• WHAT TO PRODUCE: Repeat the listing that follows, character for character, minus the pictures.

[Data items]
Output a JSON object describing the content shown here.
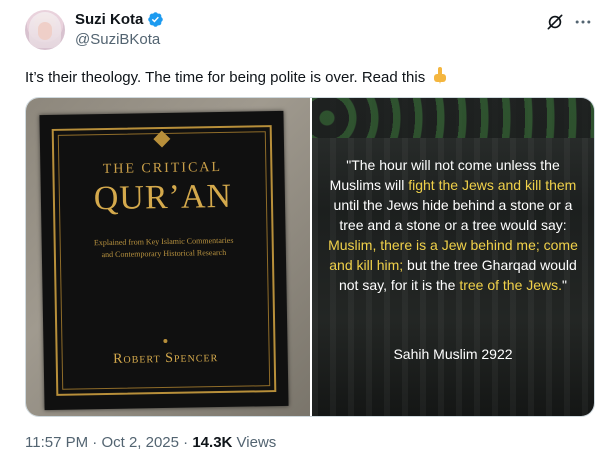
{
  "author": {
    "display_name": "Suzi Kota",
    "handle": "@SuziBKota"
  },
  "tweet": {
    "text": "It’s their theology. The time for being polite is over. Read this"
  },
  "media": {
    "book_cover": {
      "title_line1": "THE CRITICAL",
      "title_line2": "QUR’AN",
      "subtitle_line1": "Explained from Key Islamic Commentaries",
      "subtitle_line2": "and Contemporary Historical Research",
      "author": "Robert Spencer"
    },
    "quote_image": {
      "parts": [
        {
          "text": "\"The hour will not come unless the Muslims will ",
          "highlight": false
        },
        {
          "text": "fight the Jews and kill them",
          "highlight": true
        },
        {
          "text": " until the Jews hide behind a stone or a tree and a stone or a tree would say: ",
          "highlight": false
        },
        {
          "text": "Muslim, there is a Jew behind me; come and kill him;",
          "highlight": true
        },
        {
          "text": " but the tree Gharqad would not say, for it is the ",
          "highlight": false
        },
        {
          "text": "tree of the Jews.",
          "highlight": true
        },
        {
          "text": "\"",
          "highlight": false
        }
      ],
      "source": "Sahih Muslim 2922",
      "highlight_color": "#f0d14a"
    }
  },
  "meta": {
    "time": "11:57 PM",
    "separator": " · ",
    "date": "Oct 2, 2025",
    "views_count": "14.3K",
    "views_label": "Views"
  },
  "icons": {
    "verified": "verified-badge-icon",
    "grok": "grok-icon",
    "more": "more-options-icon",
    "emoji": "pointing-down-emoji"
  },
  "colors": {
    "verified": "#1d9bf0",
    "secondary_text": "#536471",
    "primary_text": "#0f1419"
  }
}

• RESULT OF THIS EXERCISE:
Output a JSON object describing the content shown here.
{
  "author": {
    "display_name": "Suzi Kota",
    "handle": "@SuziBKota"
  },
  "tweet": {
    "text": "It’s their theology. The time for being polite is over. Read this"
  },
  "media": {
    "book_cover": {
      "title_line1": "THE CRITICAL",
      "title_line2": "QUR’AN",
      "subtitle_line1": "Explained from Key Islamic Commentaries",
      "subtitle_line2": "and Contemporary Historical Research",
      "author": "Robert Spencer"
    },
    "quote_image": {
      "parts": [
        {
          "text": "\"The hour will not come unless the Muslims will ",
          "highlight": false
        },
        {
          "text": "fight the Jews and kill them",
          "highlight": true
        },
        {
          "text": " until the Jews hide behind a stone or a tree and a stone or a tree would say: ",
          "highlight": false
        },
        {
          "text": "Muslim, there is a Jew behind me; come and kill him;",
          "highlight": true
        },
        {
          "text": " but the tree Gharqad would not say, for it is the ",
          "highlight": false
        },
        {
          "text": "tree of the Jews.",
          "highlight": true
        },
        {
          "text": "\"",
          "highlight": false
        }
      ],
      "source": "Sahih Muslim 2922",
      "highlight_color": "#f0d14a"
    }
  },
  "meta": {
    "time": "11:57 PM",
    "separator": " · ",
    "date": "Oct 2, 2025",
    "views_count": "14.3K",
    "views_label": "Views"
  },
  "icons": {
    "verified": "verified-badge-icon",
    "grok": "grok-icon",
    "more": "more-options-icon",
    "emoji": "pointing-down-emoji"
  },
  "colors": {
    "verified": "#1d9bf0",
    "secondary_text": "#536471",
    "primary_text": "#0f1419"
  }
}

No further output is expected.